* _Exercise prompt_
Some lines in the listing below may include the string "field". How many are there? Give only the number.

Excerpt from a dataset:
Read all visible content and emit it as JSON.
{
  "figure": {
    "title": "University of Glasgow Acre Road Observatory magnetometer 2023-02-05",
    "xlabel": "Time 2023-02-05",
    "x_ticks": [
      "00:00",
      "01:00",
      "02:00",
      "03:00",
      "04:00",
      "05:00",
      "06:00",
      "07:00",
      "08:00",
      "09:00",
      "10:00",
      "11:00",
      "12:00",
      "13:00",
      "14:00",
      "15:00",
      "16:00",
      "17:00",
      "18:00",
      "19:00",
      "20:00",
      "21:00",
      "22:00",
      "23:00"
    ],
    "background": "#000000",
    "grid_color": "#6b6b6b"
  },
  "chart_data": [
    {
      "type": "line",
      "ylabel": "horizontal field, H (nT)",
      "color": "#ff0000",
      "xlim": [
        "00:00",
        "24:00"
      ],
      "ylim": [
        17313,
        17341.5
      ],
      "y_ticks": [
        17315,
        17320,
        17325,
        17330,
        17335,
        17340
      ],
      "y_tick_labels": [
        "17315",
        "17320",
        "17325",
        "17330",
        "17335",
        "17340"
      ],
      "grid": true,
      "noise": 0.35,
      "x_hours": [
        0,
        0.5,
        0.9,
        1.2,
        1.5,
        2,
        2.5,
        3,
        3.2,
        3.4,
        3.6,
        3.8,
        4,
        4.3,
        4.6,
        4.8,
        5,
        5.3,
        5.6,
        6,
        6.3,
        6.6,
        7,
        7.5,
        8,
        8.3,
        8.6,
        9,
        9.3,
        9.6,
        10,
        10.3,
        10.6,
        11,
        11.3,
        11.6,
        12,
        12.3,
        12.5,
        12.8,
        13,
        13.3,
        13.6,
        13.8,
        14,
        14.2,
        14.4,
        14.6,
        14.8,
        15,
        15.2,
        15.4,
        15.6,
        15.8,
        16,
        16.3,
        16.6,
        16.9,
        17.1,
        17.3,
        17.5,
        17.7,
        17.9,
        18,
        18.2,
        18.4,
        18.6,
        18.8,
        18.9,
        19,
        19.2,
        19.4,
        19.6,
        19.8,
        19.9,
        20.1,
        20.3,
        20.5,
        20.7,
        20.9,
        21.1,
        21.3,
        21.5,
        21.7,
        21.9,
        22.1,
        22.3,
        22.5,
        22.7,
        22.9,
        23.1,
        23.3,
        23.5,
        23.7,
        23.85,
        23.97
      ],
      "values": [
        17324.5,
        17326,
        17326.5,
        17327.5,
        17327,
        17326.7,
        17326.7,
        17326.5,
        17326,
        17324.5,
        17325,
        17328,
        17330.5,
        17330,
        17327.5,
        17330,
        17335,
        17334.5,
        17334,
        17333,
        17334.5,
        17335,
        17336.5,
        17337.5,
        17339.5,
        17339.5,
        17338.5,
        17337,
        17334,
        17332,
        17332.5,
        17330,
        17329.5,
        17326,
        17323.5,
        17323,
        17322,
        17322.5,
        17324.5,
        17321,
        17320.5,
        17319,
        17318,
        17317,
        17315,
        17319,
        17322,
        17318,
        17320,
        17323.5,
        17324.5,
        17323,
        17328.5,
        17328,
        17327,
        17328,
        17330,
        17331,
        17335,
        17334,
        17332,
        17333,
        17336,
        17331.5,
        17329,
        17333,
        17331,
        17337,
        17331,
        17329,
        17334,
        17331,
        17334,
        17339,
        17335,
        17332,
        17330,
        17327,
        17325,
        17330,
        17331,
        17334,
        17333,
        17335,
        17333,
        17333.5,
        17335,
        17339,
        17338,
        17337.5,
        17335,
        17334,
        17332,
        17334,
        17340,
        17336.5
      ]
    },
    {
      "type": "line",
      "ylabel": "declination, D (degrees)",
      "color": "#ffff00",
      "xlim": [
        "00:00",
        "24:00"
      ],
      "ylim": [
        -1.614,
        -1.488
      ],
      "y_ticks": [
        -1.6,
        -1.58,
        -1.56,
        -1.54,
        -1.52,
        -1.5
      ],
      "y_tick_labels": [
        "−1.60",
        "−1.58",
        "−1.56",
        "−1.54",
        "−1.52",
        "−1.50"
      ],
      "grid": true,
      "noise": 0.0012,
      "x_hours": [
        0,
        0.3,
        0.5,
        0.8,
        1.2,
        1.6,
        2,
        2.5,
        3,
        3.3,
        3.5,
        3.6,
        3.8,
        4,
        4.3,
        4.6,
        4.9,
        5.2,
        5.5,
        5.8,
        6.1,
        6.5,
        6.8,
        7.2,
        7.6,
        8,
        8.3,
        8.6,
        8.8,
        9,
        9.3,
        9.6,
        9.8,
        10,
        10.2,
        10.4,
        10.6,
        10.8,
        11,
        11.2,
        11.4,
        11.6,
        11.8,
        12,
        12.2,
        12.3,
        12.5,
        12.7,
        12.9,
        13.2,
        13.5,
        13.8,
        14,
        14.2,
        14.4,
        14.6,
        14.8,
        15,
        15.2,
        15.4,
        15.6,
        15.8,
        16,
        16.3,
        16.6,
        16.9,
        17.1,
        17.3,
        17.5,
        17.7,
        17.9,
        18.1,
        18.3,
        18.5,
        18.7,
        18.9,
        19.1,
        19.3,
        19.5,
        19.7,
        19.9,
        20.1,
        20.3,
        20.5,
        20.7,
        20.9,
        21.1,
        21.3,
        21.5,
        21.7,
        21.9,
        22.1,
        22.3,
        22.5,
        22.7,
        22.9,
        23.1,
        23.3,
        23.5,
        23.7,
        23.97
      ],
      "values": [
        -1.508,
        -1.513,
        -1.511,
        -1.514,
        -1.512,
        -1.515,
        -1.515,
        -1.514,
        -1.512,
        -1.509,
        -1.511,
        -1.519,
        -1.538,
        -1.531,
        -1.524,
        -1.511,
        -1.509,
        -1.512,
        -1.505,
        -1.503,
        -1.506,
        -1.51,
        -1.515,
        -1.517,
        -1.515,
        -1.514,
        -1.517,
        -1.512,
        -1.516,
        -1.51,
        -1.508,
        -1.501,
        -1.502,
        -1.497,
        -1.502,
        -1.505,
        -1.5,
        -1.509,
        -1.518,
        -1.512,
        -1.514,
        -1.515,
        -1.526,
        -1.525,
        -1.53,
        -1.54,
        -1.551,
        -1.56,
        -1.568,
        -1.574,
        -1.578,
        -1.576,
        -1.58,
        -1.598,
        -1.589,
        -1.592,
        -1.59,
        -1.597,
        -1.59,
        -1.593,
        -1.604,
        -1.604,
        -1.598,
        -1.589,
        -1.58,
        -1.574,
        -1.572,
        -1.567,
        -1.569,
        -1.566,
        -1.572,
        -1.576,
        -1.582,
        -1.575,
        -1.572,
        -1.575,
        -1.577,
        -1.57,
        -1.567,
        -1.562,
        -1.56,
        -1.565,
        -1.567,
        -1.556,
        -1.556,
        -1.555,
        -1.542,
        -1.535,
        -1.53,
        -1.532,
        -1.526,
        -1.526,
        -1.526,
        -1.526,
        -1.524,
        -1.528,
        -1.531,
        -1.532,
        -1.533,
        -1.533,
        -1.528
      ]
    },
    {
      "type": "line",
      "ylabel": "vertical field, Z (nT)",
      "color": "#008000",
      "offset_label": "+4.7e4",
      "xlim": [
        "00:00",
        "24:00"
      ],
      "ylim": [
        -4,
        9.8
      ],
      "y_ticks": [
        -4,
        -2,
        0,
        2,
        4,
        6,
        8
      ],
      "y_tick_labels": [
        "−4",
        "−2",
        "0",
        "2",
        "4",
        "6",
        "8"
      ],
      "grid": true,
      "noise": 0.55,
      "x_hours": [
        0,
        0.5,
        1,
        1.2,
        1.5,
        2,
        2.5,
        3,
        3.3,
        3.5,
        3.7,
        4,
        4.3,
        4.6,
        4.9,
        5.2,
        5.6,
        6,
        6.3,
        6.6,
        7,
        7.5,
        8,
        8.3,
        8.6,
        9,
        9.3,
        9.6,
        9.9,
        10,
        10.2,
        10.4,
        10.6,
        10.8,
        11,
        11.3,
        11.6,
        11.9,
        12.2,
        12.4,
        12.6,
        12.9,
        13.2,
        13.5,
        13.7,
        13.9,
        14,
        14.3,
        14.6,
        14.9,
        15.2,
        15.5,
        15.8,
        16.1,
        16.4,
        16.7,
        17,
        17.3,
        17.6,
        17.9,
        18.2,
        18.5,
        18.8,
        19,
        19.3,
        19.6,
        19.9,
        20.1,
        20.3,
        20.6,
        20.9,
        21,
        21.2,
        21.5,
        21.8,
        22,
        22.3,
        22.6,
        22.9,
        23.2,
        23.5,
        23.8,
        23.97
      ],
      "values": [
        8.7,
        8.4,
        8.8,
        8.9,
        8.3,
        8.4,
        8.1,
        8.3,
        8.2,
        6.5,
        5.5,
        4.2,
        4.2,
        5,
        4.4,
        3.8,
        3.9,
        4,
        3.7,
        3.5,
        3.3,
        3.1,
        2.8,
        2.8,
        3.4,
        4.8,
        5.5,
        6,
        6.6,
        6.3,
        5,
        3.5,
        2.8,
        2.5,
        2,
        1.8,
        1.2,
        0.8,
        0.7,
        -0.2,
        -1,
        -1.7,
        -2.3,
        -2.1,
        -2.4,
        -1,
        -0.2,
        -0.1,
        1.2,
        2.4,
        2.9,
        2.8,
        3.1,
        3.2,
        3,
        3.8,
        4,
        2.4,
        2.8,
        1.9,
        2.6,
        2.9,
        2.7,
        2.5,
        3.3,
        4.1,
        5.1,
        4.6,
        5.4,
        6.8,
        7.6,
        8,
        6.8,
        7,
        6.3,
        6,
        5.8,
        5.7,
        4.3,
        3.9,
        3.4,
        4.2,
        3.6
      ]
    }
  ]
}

* _Result for this exercise_
2